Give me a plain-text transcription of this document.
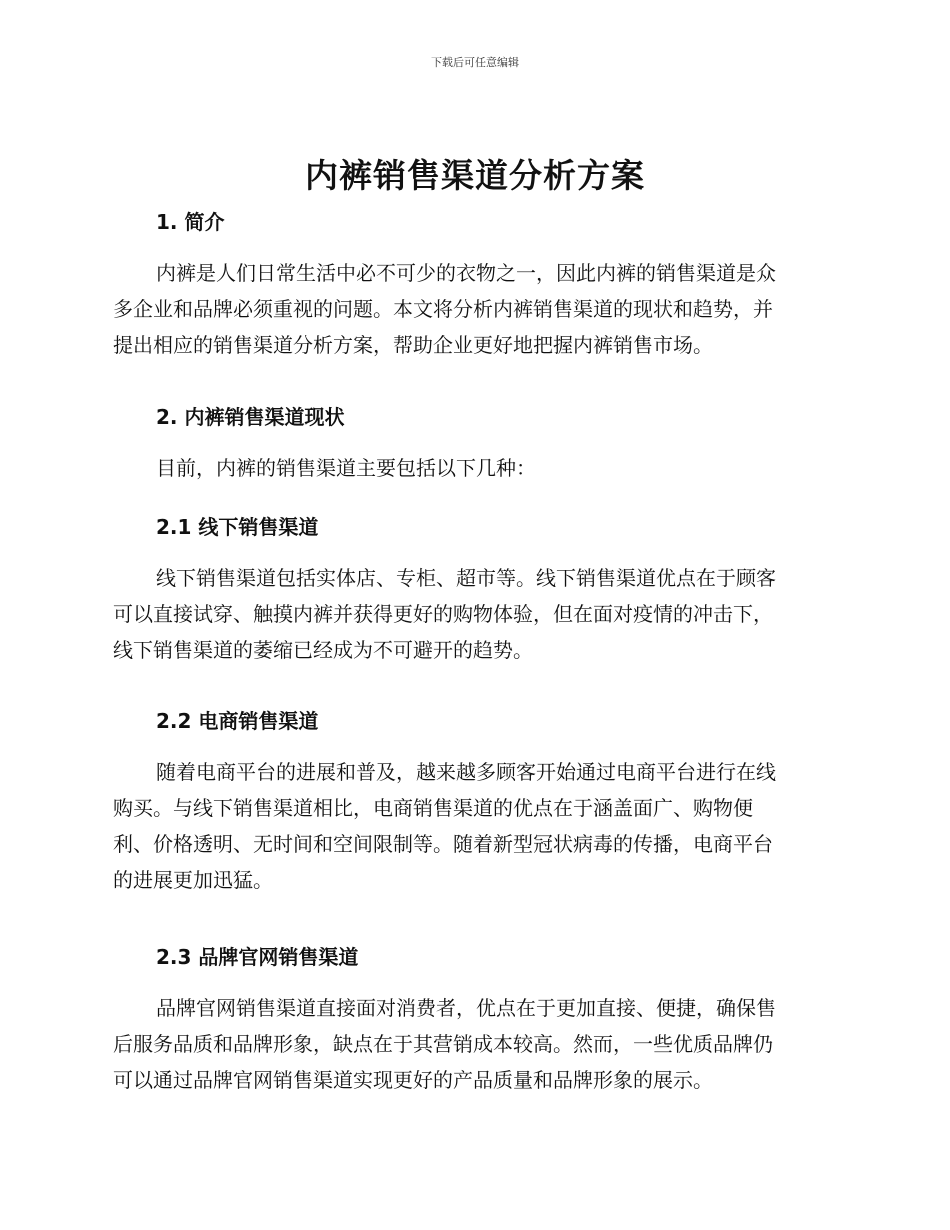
下载后可任意编辑
内裤销售渠道分析方案
1. 简介
内裤是人们日常生活中必不可少的衣物之一，因此内裤的销售渠道是众
多企业和品牌必须重视的问题。本文将分析内裤销售渠道的现状和趋势，并
提出相应的销售渠道分析方案，帮助企业更好地把握内裤销售市场。
2. 内裤销售渠道现状
目前，内裤的销售渠道主要包括以下几种：
2.1 线下销售渠道
线下销售渠道包括实体店、专柜、超市等。线下销售渠道优点在于顾客
可以直接试穿、触摸内裤并获得更好的购物体验，但在面对疫情的冲击下，
线下销售渠道的萎缩已经成为不可避开的趋势。
2.2 电商销售渠道
随着电商平台的进展和普及，越来越多顾客开始通过电商平台进行在线
购买。与线下销售渠道相比，电商销售渠道的优点在于涵盖面广、购物便
利、价格透明、无时间和空间限制等。随着新型冠状病毒的传播，电商平台
的进展更加迅猛。
2.3 品牌官网销售渠道
品牌官网销售渠道直接面对消费者，优点在于更加直接、便捷，确保售
后服务品质和品牌形象，缺点在于其营销成本较高。然而，一些优质品牌仍
可以通过品牌官网销售渠道实现更好的产品质量和品牌形象的展示。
....
## [TASK DIRECTIONS]
Output all of the entries verbatim, leaving out any images.

## [ANSWER]
Give me a plain-text transcription of this document.
下载后可任意编辑
内裤销售渠道分析方案
1. 简介
内裤是人们日常生活中必不可少的衣物之一，因此内裤的销售渠道是众
多企业和品牌必须重视的问题。本文将分析内裤销售渠道的现状和趋势，并
提出相应的销售渠道分析方案，帮助企业更好地把握内裤销售市场。
2. 内裤销售渠道现状
目前，内裤的销售渠道主要包括以下几种：
2.1 线下销售渠道
线下销售渠道包括实体店、专柜、超市等。线下销售渠道优点在于顾客
可以直接试穿、触摸内裤并获得更好的购物体验，但在面对疫情的冲击下，
线下销售渠道的萎缩已经成为不可避开的趋势。
2.2 电商销售渠道
随着电商平台的进展和普及，越来越多顾客开始通过电商平台进行在线
购买。与线下销售渠道相比，电商销售渠道的优点在于涵盖面广、购物便
利、价格透明、无时间和空间限制等。随着新型冠状病毒的传播，电商平台
的进展更加迅猛。
2.3 品牌官网销售渠道
品牌官网销售渠道直接面对消费者，优点在于更加直接、便捷，确保售
后服务品质和品牌形象，缺点在于其营销成本较高。然而，一些优质品牌仍
可以通过品牌官网销售渠道实现更好的产品质量和品牌形象的展示。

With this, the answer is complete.